(Records)
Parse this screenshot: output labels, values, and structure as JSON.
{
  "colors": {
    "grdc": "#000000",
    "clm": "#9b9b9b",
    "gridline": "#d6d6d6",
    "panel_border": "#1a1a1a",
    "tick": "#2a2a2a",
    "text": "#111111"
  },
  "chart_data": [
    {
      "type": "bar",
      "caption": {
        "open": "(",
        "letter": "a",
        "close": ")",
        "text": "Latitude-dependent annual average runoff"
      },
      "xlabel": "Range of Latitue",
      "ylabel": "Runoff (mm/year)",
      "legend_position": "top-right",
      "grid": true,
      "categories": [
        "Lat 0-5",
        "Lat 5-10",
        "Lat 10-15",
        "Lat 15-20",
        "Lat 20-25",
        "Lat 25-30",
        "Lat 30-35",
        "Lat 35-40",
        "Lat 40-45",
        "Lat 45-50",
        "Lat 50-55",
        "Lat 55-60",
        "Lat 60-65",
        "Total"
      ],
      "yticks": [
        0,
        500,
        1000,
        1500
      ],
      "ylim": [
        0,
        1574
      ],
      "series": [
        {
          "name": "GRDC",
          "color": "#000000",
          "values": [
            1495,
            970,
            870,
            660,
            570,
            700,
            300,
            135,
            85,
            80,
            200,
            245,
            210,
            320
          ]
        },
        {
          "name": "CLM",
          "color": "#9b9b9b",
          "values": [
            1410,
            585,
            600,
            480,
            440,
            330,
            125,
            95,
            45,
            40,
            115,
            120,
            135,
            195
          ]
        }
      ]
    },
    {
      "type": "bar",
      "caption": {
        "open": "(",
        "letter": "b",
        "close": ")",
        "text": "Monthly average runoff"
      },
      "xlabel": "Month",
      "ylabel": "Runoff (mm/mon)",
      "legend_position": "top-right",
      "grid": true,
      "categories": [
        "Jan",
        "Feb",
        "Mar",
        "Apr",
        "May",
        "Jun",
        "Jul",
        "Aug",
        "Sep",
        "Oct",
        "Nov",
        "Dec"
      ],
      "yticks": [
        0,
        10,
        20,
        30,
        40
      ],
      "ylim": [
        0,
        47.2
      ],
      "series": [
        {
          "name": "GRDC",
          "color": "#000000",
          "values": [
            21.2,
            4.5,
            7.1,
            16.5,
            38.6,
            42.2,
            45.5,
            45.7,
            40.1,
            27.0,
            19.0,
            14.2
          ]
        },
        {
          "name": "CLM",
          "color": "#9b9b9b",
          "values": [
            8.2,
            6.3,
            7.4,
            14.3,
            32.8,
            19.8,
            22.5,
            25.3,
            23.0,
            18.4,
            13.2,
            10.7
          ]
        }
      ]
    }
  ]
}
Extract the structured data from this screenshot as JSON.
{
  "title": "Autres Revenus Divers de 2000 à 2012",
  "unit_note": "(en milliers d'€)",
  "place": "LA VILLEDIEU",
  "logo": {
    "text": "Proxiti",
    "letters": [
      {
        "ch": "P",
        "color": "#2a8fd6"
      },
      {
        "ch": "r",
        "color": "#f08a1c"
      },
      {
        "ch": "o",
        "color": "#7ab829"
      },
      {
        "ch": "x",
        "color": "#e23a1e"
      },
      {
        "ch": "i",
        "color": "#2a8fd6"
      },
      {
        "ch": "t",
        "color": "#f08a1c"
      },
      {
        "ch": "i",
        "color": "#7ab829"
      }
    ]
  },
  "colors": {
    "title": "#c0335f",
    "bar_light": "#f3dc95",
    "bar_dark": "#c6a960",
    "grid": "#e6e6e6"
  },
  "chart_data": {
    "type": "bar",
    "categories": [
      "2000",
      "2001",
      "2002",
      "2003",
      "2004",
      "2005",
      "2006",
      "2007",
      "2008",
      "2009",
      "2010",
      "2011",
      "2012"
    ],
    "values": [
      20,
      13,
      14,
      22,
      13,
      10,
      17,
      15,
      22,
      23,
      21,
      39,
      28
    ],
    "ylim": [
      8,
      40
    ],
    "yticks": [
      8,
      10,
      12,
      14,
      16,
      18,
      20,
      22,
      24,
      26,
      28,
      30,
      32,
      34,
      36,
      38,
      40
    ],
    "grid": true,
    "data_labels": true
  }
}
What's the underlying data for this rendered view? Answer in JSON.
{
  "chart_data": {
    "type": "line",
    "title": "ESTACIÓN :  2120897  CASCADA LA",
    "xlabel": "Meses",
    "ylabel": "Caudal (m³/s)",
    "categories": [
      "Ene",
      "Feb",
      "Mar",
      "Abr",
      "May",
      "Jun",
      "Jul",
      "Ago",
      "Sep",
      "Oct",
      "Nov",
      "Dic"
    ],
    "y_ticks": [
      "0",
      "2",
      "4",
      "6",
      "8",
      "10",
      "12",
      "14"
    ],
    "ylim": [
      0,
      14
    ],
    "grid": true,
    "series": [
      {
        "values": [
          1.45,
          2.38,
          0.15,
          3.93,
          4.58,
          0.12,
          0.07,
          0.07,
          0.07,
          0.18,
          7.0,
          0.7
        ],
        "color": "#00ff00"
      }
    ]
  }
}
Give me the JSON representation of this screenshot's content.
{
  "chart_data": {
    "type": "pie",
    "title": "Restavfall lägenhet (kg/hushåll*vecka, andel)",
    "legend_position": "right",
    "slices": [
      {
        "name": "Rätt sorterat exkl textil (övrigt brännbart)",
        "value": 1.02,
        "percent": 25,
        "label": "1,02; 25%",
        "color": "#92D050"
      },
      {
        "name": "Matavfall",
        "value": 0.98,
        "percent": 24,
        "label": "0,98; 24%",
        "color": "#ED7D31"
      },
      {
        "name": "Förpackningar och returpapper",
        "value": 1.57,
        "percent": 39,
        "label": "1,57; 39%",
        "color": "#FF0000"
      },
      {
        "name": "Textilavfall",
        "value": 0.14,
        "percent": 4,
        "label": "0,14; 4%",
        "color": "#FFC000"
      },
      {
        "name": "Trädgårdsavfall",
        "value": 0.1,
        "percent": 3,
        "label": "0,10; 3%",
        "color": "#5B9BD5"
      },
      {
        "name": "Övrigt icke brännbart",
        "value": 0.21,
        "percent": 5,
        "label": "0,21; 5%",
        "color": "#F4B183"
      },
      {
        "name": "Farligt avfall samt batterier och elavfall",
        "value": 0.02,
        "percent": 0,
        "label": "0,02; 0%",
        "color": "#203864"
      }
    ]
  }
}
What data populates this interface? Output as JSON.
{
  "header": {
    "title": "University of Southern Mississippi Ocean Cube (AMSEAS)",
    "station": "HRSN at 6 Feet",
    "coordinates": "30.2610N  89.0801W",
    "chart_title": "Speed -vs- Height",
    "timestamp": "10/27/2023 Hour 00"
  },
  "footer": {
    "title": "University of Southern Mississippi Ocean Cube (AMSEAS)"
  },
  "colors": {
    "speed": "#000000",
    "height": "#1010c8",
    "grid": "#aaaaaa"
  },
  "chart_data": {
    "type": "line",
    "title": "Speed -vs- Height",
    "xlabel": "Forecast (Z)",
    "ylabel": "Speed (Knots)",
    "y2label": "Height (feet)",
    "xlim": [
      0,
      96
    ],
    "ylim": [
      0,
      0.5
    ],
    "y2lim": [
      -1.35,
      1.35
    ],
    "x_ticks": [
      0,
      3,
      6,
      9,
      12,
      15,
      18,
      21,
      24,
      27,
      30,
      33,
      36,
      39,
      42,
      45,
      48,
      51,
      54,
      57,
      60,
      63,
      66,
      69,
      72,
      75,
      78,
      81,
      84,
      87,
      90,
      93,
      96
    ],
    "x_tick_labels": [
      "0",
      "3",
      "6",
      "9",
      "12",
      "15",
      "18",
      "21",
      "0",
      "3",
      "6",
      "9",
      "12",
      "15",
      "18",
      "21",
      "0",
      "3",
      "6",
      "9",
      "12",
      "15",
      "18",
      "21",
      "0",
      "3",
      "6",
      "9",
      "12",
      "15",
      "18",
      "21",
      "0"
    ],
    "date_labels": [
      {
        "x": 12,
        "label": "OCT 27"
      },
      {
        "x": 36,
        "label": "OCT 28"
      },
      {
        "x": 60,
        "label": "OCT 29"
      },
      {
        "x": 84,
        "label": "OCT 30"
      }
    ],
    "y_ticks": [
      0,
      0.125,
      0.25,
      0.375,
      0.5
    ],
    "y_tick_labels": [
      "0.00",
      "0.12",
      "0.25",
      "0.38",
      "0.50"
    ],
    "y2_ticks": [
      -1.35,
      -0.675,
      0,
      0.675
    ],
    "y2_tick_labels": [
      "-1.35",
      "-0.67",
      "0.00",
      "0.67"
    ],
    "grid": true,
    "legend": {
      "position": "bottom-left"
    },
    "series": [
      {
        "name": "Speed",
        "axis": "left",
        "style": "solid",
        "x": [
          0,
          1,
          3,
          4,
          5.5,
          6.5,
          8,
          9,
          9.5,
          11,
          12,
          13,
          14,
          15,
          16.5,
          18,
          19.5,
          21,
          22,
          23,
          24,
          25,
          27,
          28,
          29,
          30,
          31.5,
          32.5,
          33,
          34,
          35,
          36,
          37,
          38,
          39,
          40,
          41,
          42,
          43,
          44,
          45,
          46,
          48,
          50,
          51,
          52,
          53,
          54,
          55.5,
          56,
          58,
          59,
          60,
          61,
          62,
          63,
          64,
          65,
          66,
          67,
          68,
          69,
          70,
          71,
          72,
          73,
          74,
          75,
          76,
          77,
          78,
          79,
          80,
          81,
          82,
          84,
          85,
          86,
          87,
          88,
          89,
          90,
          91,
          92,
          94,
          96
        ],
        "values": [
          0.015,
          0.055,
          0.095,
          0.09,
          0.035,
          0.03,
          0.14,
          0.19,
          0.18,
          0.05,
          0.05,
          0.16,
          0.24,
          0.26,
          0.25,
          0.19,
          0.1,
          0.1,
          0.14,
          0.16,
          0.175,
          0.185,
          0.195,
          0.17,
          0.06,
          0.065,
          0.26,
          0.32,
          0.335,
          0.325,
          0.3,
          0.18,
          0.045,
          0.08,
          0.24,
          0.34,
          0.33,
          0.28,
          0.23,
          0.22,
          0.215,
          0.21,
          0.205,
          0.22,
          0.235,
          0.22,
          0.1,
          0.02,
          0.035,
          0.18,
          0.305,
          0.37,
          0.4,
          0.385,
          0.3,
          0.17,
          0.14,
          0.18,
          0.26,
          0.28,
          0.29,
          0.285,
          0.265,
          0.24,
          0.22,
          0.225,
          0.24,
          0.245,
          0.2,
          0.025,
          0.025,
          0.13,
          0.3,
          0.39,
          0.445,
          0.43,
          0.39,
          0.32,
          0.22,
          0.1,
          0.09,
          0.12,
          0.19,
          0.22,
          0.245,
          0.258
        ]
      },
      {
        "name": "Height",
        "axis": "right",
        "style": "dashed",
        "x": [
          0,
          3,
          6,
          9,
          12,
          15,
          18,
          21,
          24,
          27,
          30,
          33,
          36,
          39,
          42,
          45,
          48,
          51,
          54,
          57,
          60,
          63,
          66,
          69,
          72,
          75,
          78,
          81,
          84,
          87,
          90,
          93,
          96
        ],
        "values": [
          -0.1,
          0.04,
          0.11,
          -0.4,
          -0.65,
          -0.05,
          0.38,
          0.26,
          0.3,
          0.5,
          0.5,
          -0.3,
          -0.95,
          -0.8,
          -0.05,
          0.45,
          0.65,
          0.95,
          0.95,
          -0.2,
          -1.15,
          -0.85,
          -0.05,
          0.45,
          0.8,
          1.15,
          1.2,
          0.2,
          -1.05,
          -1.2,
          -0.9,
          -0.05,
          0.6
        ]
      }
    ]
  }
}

== Written task ==
Pick out the lines above that hold the string "this" and show them.

== Response ==
Parse this screenshot: output labels, values, and structure as JSON.
Extract the structured data from this screenshot as JSON.
What's the underlying data for this rendered view? Answer in JSON.
Give me the JSON representation of this screenshot's content.
What data populates this interface? Output as JSON.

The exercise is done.